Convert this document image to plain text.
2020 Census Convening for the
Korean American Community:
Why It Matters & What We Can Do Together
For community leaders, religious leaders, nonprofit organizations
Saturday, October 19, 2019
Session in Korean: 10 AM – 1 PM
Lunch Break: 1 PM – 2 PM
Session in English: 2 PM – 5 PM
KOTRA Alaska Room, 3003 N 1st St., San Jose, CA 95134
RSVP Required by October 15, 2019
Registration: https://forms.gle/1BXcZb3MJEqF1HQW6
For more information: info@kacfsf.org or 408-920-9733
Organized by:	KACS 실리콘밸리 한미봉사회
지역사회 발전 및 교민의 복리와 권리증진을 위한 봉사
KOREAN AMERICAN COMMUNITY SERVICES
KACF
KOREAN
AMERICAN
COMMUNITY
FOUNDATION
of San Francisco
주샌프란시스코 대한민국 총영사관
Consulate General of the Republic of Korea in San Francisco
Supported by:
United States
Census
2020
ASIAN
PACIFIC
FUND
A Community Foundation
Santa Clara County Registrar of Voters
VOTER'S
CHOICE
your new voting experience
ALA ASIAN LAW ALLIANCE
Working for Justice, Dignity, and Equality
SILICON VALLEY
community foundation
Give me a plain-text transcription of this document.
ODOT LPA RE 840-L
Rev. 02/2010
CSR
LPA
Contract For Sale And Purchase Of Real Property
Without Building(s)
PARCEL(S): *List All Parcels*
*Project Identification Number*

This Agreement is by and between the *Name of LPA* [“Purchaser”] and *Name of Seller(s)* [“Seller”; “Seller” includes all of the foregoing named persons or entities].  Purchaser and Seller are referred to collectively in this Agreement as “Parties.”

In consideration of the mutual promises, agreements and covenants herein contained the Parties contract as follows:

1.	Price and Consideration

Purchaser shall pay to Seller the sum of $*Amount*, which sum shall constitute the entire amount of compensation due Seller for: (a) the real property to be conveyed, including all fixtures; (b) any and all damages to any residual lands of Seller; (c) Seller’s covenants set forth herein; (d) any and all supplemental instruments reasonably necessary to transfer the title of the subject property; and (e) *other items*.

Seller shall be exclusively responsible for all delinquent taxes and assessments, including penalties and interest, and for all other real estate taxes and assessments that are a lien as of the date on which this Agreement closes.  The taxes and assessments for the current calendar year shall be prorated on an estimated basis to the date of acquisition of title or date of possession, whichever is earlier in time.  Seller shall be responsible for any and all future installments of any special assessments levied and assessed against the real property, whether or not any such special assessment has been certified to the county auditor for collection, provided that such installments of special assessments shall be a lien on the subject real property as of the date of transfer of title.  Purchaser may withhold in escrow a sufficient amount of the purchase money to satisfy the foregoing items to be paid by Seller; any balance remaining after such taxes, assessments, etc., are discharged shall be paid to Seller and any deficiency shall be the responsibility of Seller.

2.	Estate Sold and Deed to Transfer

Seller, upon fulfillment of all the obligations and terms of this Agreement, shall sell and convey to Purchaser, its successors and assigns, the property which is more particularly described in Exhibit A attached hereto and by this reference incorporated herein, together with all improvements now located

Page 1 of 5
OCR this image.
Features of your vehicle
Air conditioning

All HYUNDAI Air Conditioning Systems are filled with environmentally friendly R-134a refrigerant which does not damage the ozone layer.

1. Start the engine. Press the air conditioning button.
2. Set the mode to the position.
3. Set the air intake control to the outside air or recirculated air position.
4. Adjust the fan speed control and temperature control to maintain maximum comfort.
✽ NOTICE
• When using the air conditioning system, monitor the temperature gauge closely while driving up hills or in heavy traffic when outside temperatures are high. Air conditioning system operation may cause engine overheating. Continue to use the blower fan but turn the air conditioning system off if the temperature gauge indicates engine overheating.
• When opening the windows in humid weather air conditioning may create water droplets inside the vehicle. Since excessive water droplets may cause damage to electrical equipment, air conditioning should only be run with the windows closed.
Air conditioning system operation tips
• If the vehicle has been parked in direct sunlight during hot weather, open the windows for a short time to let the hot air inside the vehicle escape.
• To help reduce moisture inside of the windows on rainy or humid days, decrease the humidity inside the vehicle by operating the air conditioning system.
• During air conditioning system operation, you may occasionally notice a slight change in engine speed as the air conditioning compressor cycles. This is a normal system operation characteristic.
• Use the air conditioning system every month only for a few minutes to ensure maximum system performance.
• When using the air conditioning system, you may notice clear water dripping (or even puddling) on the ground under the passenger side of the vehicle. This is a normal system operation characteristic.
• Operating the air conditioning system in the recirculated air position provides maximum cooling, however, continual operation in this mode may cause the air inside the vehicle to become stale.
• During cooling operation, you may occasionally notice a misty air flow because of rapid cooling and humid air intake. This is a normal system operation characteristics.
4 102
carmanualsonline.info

==========

EXERCISE BRIEF
Output the lines above verbatim and in full.

PROBLEM SOLUTION
Convert this document image to plain text.
2020 Census Convening for the
Korean American Community:
Why It Matters & What We Can Do Together
For community leaders, religious leaders, nonprofit organizations
Saturday, October 19, 2019
Session in Korean: 10 AM – 1 PM
Lunch Break: 1 PM – 2 PM
Session in English: 2 PM – 5 PM
KOTRA Alaska Room, 3003 N 1st St., San Jose, CA 95134
RSVP Required by October 15, 2019
Registration: https://forms.gle/1BXcZb3MJEqF1HQW6
For more information: info@kacfsf.org or 408-920-9733
Organized by:	KACS 실리콘밸리 한미봉사회
지역사회 발전 및 교민의 복리와 권리증진을 위한 봉사
KOREAN AMERICAN COMMUNITY SERVICES
KACF
KOREAN
AMERICAN
COMMUNITY
FOUNDATION
of San Francisco
주샌프란시스코 대한민국 총영사관
Consulate General of the Republic of Korea in San Francisco
Supported by:
United States
Census
2020
ASIAN
PACIFIC
FUND
A Community Foundation
Santa Clara County Registrar of Voters
VOTER'S
CHOICE
your new voting experience
ALA ASIAN LAW ALLIANCE
Working for Justice, Dignity, and Equality
SILICON VALLEY
community foundation
Give me a plain-text transcription of this document.
ODOT LPA RE 840-L
Rev. 02/2010
CSR
LPA
Contract For Sale And Purchase Of Real Property
Without Building(s)
PARCEL(S): *List All Parcels*
*Project Identification Number*

This Agreement is by and between the *Name of LPA* [“Purchaser”] and *Name of Seller(s)* [“Seller”; “Seller” includes all of the foregoing named persons or entities].  Purchaser and Seller are referred to collectively in this Agreement as “Parties.”

In consideration of the mutual promises, agreements and covenants herein contained the Parties contract as follows:

1.	Price and Consideration

Purchaser shall pay to Seller the sum of $*Amount*, which sum shall constitute the entire amount of compensation due Seller for: (a) the real property to be conveyed, including all fixtures; (b) any and all damages to any residual lands of Seller; (c) Seller’s covenants set forth herein; (d) any and all supplemental instruments reasonably necessary to transfer the title of the subject property; and (e) *other items*.

Seller shall be exclusively responsible for all delinquent taxes and assessments, including penalties and interest, and for all other real estate taxes and assessments that are a lien as of the date on which this Agreement closes.  The taxes and assessments for the current calendar year shall be prorated on an estimated basis to the date of acquisition of title or date of possession, whichever is earlier in time.  Seller shall be responsible for any and all future installments of any special assessments levied and assessed against the real property, whether or not any such special assessment has been certified to the county auditor for collection, provided that such installments of special assessments shall be a lien on the subject real property as of the date of transfer of title.  Purchaser may withhold in escrow a sufficient amount of the purchase money to satisfy the foregoing items to be paid by Seller; any balance remaining after such taxes, assessments, etc., are discharged shall be paid to Seller and any deficiency shall be the responsibility of Seller.

2.	Estate Sold and Deed to Transfer

Seller, upon fulfillment of all the obligations and terms of this Agreement, shall sell and convey to Purchaser, its successors and assigns, the property which is more particularly described in Exhibit A attached hereto and by this reference incorporated herein, together with all improvements now located

Page 1 of 5
OCR this image.
Features of your vehicle
Air conditioning

All HYUNDAI Air Conditioning Systems are filled with environmentally friendly R-134a refrigerant which does not damage the ozone layer.

1. Start the engine. Press the air conditioning button.
2. Set the mode to the position.
3. Set the air intake control to the outside air or recirculated air position.
4. Adjust the fan speed control and temperature control to maintain maximum comfort.
✽ NOTICE
• When using the air conditioning system, monitor the temperature gauge closely while driving up hills or in heavy traffic when outside temperatures are high. Air conditioning system operation may cause engine overheating. Continue to use the blower fan but turn the air conditioning system off if the temperature gauge indicates engine overheating.
• When opening the windows in humid weather air conditioning may create water droplets inside the vehicle. Since excessive water droplets may cause damage to electrical equipment, air conditioning should only be run with the windows closed.
Air conditioning system operation tips
• If the vehicle has been parked in direct sunlight during hot weather, open the windows for a short time to let the hot air inside the vehicle escape.
• To help reduce moisture inside of the windows on rainy or humid days, decrease the humidity inside the vehicle by operating the air conditioning system.
• During air conditioning system operation, you may occasionally notice a slight change in engine speed as the air conditioning compressor cycles. This is a normal system operation characteristic.
• Use the air conditioning system every month only for a few minutes to ensure maximum system performance.
• When using the air conditioning system, you may notice clear water dripping (or even puddling) on the ground under the passenger side of the vehicle. This is a normal system operation characteristic.
• Operating the air conditioning system in the recirculated air position provides maximum cooling, however, continual operation in this mode may cause the air inside the vehicle to become stale.
• During cooling operation, you may occasionally notice a misty air flow because of rapid cooling and humid air intake. This is a normal system operation characteristics.
4 102
carmanualsonline.info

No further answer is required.